▶ [WHAT TO DO] Report every line below that has the string "have" in it.

(DATA EXCERPTS)

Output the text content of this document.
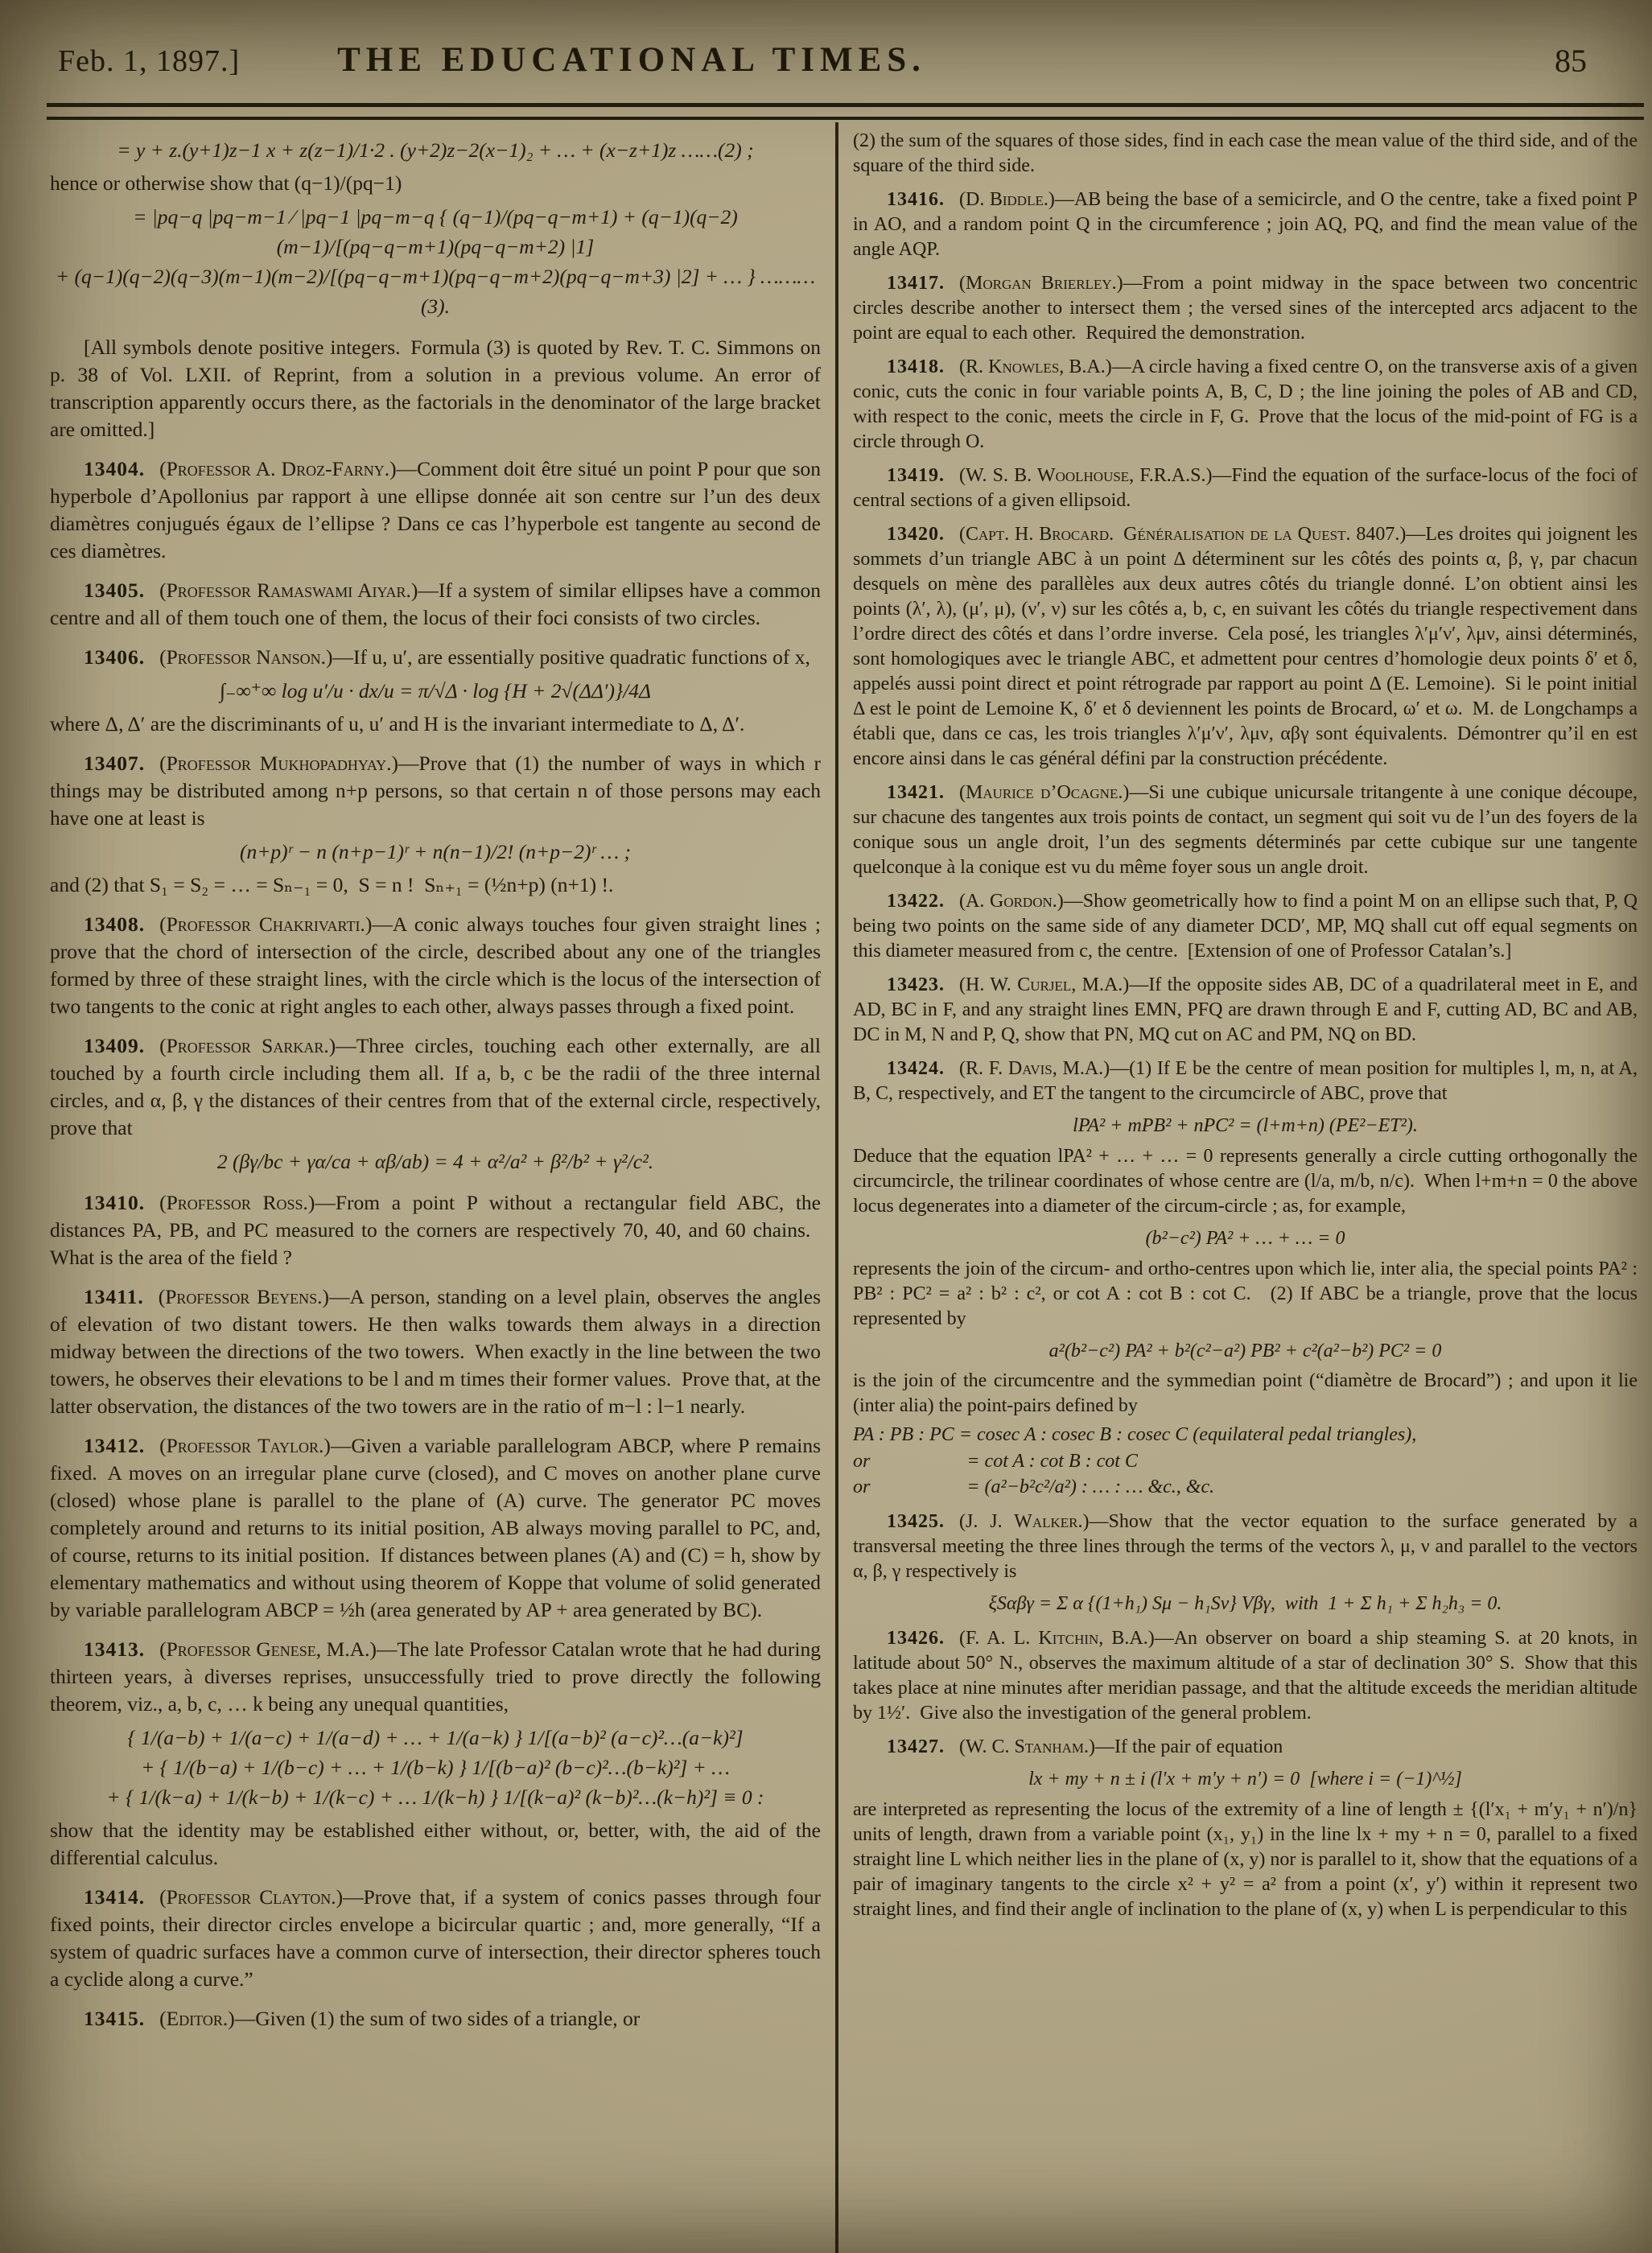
Feb. 1, 1897.]	THE EDUCATIONAL TIMES.	85
= y + z.(y+1)z−1 x + z(z−1)/1·2 . (y+2)z−2(x−1)₂ + … + (x−z+1)z ……(2) ;
hence or otherwise show that (q−1)/(pq−1)
= |pq−q |pq−m−1 ∕ |pq−1 |pq−m−q { (q−1)/(pq−q−m+1) + (q−1)(q−2)(m−1)/[(pq−q−m+1)(pq−q−m+2) |1]
+ (q−1)(q−2)(q−3)(m−1)(m−2)/[(pq−q−m+1)(pq−q−m+2)(pq−q−m+3) |2] + … } ………(3).
[All symbols denote positive integers. Formula (3) is quoted by Rev. T. C. Simmons on p. 38 of Vol. LXII. of Reprint, from a solution in a previous volume. An error of transcription apparently occurs there, as the factorials in the denominator of the large bracket are omitted.]
13404. (Professor A. Droz-Farny.)—Comment doit être situé un point P pour que son hyperbole d’Apollonius par rapport à une ellipse donnée ait son centre sur l’un des deux diamètres conjugués égaux de l’ellipse ? Dans ce cas l’hyperbole est tangente au second de ces diamètres.
13405. (Professor Ramaswami Aiyar.)—If a system of similar ellipses have a common centre and all of them touch one of them, the locus of their foci consists of two circles.
13406. (Professor Nanson.)—If u, u′, are essentially positive quadratic functions of x,
∫₋∞⁺∞ log u′/u · dx/u = π/√Δ · log {H + 2√(ΔΔ′)}/4Δ
where Δ, Δ′ are the discriminants of u, u′ and H is the invariant intermediate to Δ, Δ′.
13407. (Professor Mukhopadhyay.)—Prove that (1) the number of ways in which r things may be distributed among n+p persons, so that certain n of those persons may each have one at least is
(n+p)ʳ − n (n+p−1)ʳ + n(n−1)/2! (n+p−2)ʳ … ;
and (2) that S₁ = S₂ = … = Sₙ₋₁ = 0, S = n ! Sₙ₊₁ = (½n+p) (n+1) !.
13408. (Professor Chakrivarti.)—A conic always touches four given straight lines ; prove that the chord of intersection of the circle, described about any one of the triangles formed by three of these straight lines, with the circle which is the locus of the intersection of two tangents to the conic at right angles to each other, always passes through a fixed point.
13409. (Professor Sarkar.)—Three circles, touching each other externally, are all touched by a fourth circle including them all. If a, b, c be the radii of the three internal circles, and α, β, γ the distances of their centres from that of the external circle, respectively, prove that
2 (βγ/bc + γα/ca + αβ/ab) = 4 + α²/a² + β²/b² + γ²/c².
13410. (Professor Ross.)—From a point P without a rectangular field ABC, the distances PA, PB, and PC measured to the corners are respectively 70, 40, and 60 chains. What is the area of the field ?
13411. (Professor Beyens.)—A person, standing on a level plain, observes the angles of elevation of two distant towers. He then walks towards them always in a direction midway between the directions of the two towers. When exactly in the line between the two towers, he observes their elevations to be l and m times their former values. Prove that, at the latter observation, the distances of the two towers are in the ratio of m−l : l−1 nearly.
13412. (Professor Taylor.)—Given a variable parallelogram ABCP, where P remains fixed. A moves on an irregular plane curve (closed), and C moves on another plane curve (closed) whose plane is parallel to the plane of (A) curve. The generator PC moves completely around and returns to its initial position, AB always moving parallel to PC, and, of course, returns to its initial position. If distances between planes (A) and (C) = h, show by elementary mathematics and without using theorem of Koppe that volume of solid generated by variable parallelogram ABCP = ½h (area generated by AP + area generated by BC).
13413. (Professor Genese, M.A.)—The late Professor Catalan wrote that he had during thirteen years, à diverses reprises, unsuccessfully tried to prove directly the following theorem, viz., a, b, c, … k being any unequal quantities,
{ 1/(a−b) + 1/(a−c) + 1/(a−d) + … + 1/(a−k) } 1/[(a−b)² (a−c)²…(a−k)²]
+ { 1/(b−a) + 1/(b−c) + … + 1/(b−k) } 1/[(b−a)² (b−c)²…(b−k)²] + …
+ { 1/(k−a) + 1/(k−b) + 1/(k−c) + … 1/(k−h) } 1/[(k−a)² (k−b)²…(k−h)²] ≡ 0 :
show that the identity may be established either without, or, better, with, the aid of the differential calculus.
13414. (Professor Clayton.)—Prove that, if a system of conics passes through four fixed points, their director circles envelope a bicircular quartic ; and, more generally, “If a system of quadric surfaces have a common curve of intersection, their director spheres touch a cyclide along a curve.”
13415. (Editor.)—Given (1) the sum of two sides of a triangle, or
(2) the sum of the squares of those sides, find in each case the mean value of the third side, and of the square of the third side.
13416. (D. Biddle.)—AB being the base of a semicircle, and O the centre, take a fixed point P in AO, and a random point Q in the circumference ; join AQ, PQ, and find the mean value of the angle AQP.
13417. (Morgan Brierley.)—From a point midway in the space between two concentric circles describe another to intersect them ; the versed sines of the intercepted arcs adjacent to the point are equal to each other. Required the demonstration.
13418. (R. Knowles, B.A.)—A circle having a fixed centre O, on the transverse axis of a given conic, cuts the conic in four variable points A, B, C, D ; the line joining the poles of AB and CD, with respect to the conic, meets the circle in F, G. Prove that the locus of the mid-point of FG is a circle through O.
13419. (W. S. B. Woolhouse, F.R.A.S.)—Find the equation of the surface-locus of the foci of central sections of a given ellipsoid.
13420. (Capt. H. Brocard. Généralisation de la Quest. 8407.)—Les droites qui joignent les sommets d’un triangle ABC à un point Δ déterminent sur les côtés des points α, β, γ, par chacun desquels on mène des parallèles aux deux autres côtés du triangle donné. L’on obtient ainsi les points (λ′, λ), (μ′, μ), (ν′, ν) sur les côtés a, b, c, en suivant les côtés du triangle respectivement dans l’ordre direct des côtés et dans l’ordre inverse. Cela posé, les triangles λ′μ′ν′, λμν, ainsi déterminés, sont homologiques avec le triangle ABC, et admettent pour centres d’homologie deux points δ′ et δ, appelés aussi point direct et point rétrograde par rapport au point Δ (E. Lemoine). Si le point initial Δ est le point de Lemoine K, δ′ et δ deviennent les points de Brocard, ω′ et ω. M. de Longchamps a établi que, dans ce cas, les trois triangles λ′μ′ν′, λμν, αβγ sont équivalents. Démontrer qu’il en est encore ainsi dans le cas général défini par la construction précédente.
13421. (Maurice d’Ocagne.)—Si une cubique unicursale tritangente à une conique découpe, sur chacune des tangentes aux trois points de contact, un segment qui soit vu de l’un des foyers de la conique sous un angle droit, l’un des segments déterminés par cette cubique sur une tangente quelconque à la conique est vu du même foyer sous un angle droit.
13422. (A. Gordon.)—Show geometrically how to find a point M on an ellipse such that, P, Q being two points on the same side of any diameter DCD′, MP, MQ shall cut off equal segments on this diameter measured from c, the centre. [Extension of one of Professor Catalan’s.]
13423. (H. W. Curjel, M.A.)—If the opposite sides AB, DC of a quadrilateral meet in E, and AD, BC in F, and any straight lines EMN, PFQ are drawn through E and F, cutting AD, BC and AB, DC in M, N and P, Q, show that PN, MQ cut on AC and PM, NQ on BD.
13424. (R. F. Davis, M.A.)—(1) If E be the centre of mean position for multiples l, m, n, at A, B, C, respectively, and ET the tangent to the circumcircle of ABC, prove that
lPA² + mPB² + nPC² = (l+m+n) (PE²−ET²).
Deduce that the equation lPA² + … + … = 0 represents generally a circle cutting orthogonally the circumcircle, the trilinear coordinates of whose centre are (l/a, m/b, n/c). When l+m+n = 0 the above locus degenerates into a diameter of the circum-circle ; as, for example,
(b²−c²) PA² + … + … = 0
represents the join of the circum- and ortho-centres upon which lie, inter alia, the special points PA² : PB² : PC² = a² : b² : c², or cot A : cot B : cot C. (2) If ABC be a triangle, prove that the locus represented by
a²(b²−c²) PA² + b²(c²−a²) PB² + c²(a²−b²) PC² = 0
is the join of the circumcentre and the symmedian point (“diamètre de Brocard”) ; and upon it lie (inter alia) the point-pairs defined by
PA : PB : PC = cosec A : cosec B : cosec C (equilateral pedal triangles),
or     = cot A : cot B : cot C
or     = (a²−b²c²/a²) : … : … &c., &c.
13425. (J. J. Walker.)—Show that the vector equation to the surface generated by a transversal meeting the three lines through the terms of the vectors λ, μ, ν and parallel to the vectors α, β, γ respectively is
ξSαβγ = Σ α {(1+h₁) Sμ − h₁Sν} Vβγ, with 1 + Σ h₁ + Σ h₂h₃ = 0.
13426. (F. A. L. Kitchin, B.A.)—An observer on board a ship steaming S. at 20 knots, in latitude about 50° N., observes the maximum altitude of a star of declination 30° S. Show that this takes place at nine minutes after meridian passage, and that the altitude exceeds the meridian altitude by 1½′. Give also the investigation of the general problem.
13427. (W. C. Stanham.)—If the pair of equation
lx + my + n ± i (l′x + m′y + n′) = 0 [where i = (−1)^½]
are interpreted as representing the locus of the extremity of a line of length ± {(l′x₁ + m′y₁ + n′)/n} units of length, drawn from a variable point (x₁, y₁) in the line lx + my + n = 0, parallel to a fixed straight line L which neither lies in the plane of (x, y) nor is parallel to it, show that the equations of a pair of imaginary tangents to the circle x² + y² = a² from a point (x′, y′) within it represent two straight lines, and find their angle of inclination to the plane of (x, y) when L is perpendicular to this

(End DATA EXCERPTS)

▶ [EXERCISE ANSWER]
13405. (Professor Ramaswami Aiyar.)—If a system of similar ellipses have a common centre and all of them touch one of them, the locus of their foci consists of two circles.
13407. (Professor Mukhopadhyay.)—Prove that (1) the number of ways in which r things may be distributed among n+p persons, so that certain n of those persons may each have one at least is
13414. (Professor Clayton.)—Prove that, if a system of conics passes through four fixed points, their director circles envelope a bicircular quartic ; and, more generally, “If a system of quadric surfaces have a common curve of intersection, their director spheres touch a cyclide along a curve.”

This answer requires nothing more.